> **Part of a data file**
☆ ☆ ☆

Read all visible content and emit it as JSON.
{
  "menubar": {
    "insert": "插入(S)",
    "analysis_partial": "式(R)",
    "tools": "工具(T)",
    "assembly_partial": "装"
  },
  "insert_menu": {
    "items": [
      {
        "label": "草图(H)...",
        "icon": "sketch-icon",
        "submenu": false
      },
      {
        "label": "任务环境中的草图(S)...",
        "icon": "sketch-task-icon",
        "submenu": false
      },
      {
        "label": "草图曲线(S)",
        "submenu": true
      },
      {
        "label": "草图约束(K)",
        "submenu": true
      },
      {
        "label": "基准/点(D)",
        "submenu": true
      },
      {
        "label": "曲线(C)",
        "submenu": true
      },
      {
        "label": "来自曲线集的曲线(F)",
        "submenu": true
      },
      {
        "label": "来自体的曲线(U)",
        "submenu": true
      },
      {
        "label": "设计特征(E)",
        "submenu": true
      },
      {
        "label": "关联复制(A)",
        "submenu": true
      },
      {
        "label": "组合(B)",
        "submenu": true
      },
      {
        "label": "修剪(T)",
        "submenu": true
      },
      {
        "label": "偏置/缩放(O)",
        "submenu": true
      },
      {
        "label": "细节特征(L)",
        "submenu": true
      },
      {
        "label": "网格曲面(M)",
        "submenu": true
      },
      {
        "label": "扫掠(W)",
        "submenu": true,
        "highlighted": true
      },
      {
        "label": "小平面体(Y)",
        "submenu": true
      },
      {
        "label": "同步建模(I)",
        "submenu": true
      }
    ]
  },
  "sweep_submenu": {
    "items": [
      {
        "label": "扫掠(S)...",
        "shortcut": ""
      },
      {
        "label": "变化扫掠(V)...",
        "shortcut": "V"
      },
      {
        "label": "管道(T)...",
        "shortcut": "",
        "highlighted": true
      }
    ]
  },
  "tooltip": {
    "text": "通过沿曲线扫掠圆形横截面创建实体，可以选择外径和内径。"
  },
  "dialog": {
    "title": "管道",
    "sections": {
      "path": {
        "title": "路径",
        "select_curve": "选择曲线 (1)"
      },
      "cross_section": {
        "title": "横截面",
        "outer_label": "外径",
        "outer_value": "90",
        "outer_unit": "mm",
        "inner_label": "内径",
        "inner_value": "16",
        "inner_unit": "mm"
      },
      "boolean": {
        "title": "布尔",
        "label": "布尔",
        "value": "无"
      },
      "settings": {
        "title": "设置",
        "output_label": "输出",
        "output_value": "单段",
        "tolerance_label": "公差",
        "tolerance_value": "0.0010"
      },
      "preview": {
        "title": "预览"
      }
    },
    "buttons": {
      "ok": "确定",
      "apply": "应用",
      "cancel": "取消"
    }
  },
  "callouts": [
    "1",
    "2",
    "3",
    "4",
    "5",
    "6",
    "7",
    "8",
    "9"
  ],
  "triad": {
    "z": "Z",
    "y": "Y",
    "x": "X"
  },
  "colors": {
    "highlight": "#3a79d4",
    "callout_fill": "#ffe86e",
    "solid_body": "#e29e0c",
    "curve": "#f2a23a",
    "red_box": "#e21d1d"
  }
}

☆ ☆ ☆

> **Task directions**
Quote the data in full, keeping each word unchanged.

> **Complete answer**
Read all visible content and emit it as JSON.
{
  "menubar": {
    "insert": "插入(S)",
    "analysis_partial": "式(R)",
    "tools": "工具(T)",
    "assembly_partial": "装"
  },
  "insert_menu": {
    "items": [
      {
        "label": "草图(H)...",
        "icon": "sketch-icon",
        "submenu": false
      },
      {
        "label": "任务环境中的草图(S)...",
        "icon": "sketch-task-icon",
        "submenu": false
      },
      {
        "label": "草图曲线(S)",
        "submenu": true
      },
      {
        "label": "草图约束(K)",
        "submenu": true
      },
      {
        "label": "基准/点(D)",
        "submenu": true
      },
      {
        "label": "曲线(C)",
        "submenu": true
      },
      {
        "label": "来自曲线集的曲线(F)",
        "submenu": true
      },
      {
        "label": "来自体的曲线(U)",
        "submenu": true
      },
      {
        "label": "设计特征(E)",
        "submenu": true
      },
      {
        "label": "关联复制(A)",
        "submenu": true
      },
      {
        "label": "组合(B)",
        "submenu": true
      },
      {
        "label": "修剪(T)",
        "submenu": true
      },
      {
        "label": "偏置/缩放(O)",
        "submenu": true
      },
      {
        "label": "细节特征(L)",
        "submenu": true
      },
      {
        "label": "网格曲面(M)",
        "submenu": true
      },
      {
        "label": "扫掠(W)",
        "submenu": true,
        "highlighted": true
      },
      {
        "label": "小平面体(Y)",
        "submenu": true
      },
      {
        "label": "同步建模(I)",
        "submenu": true
      }
    ]
  },
  "sweep_submenu": {
    "items": [
      {
        "label": "扫掠(S)...",
        "shortcut": ""
      },
      {
        "label": "变化扫掠(V)...",
        "shortcut": "V"
      },
      {
        "label": "管道(T)...",
        "shortcut": "",
        "highlighted": true
      }
    ]
  },
  "tooltip": {
    "text": "通过沿曲线扫掠圆形横截面创建实体，可以选择外径和内径。"
  },
  "dialog": {
    "title": "管道",
    "sections": {
      "path": {
        "title": "路径",
        "select_curve": "选择曲线 (1)"
      },
      "cross_section": {
        "title": "横截面",
        "outer_label": "外径",
        "outer_value": "90",
        "outer_unit": "mm",
        "inner_label": "内径",
        "inner_value": "16",
        "inner_unit": "mm"
      },
      "boolean": {
        "title": "布尔",
        "label": "布尔",
        "value": "无"
      },
      "settings": {
        "title": "设置",
        "output_label": "输出",
        "output_value": "单段",
        "tolerance_label": "公差",
        "tolerance_value": "0.0010"
      },
      "preview": {
        "title": "预览"
      }
    },
    "buttons": {
      "ok": "确定",
      "apply": "应用",
      "cancel": "取消"
    }
  },
  "callouts": [
    "1",
    "2",
    "3",
    "4",
    "5",
    "6",
    "7",
    "8",
    "9"
  ],
  "triad": {
    "z": "Z",
    "y": "Y",
    "x": "X"
  },
  "colors": {
    "highlight": "#3a79d4",
    "callout_fill": "#ffe86e",
    "solid_body": "#e29e0c",
    "curve": "#f2a23a",
    "red_box": "#e21d1d"
  }
}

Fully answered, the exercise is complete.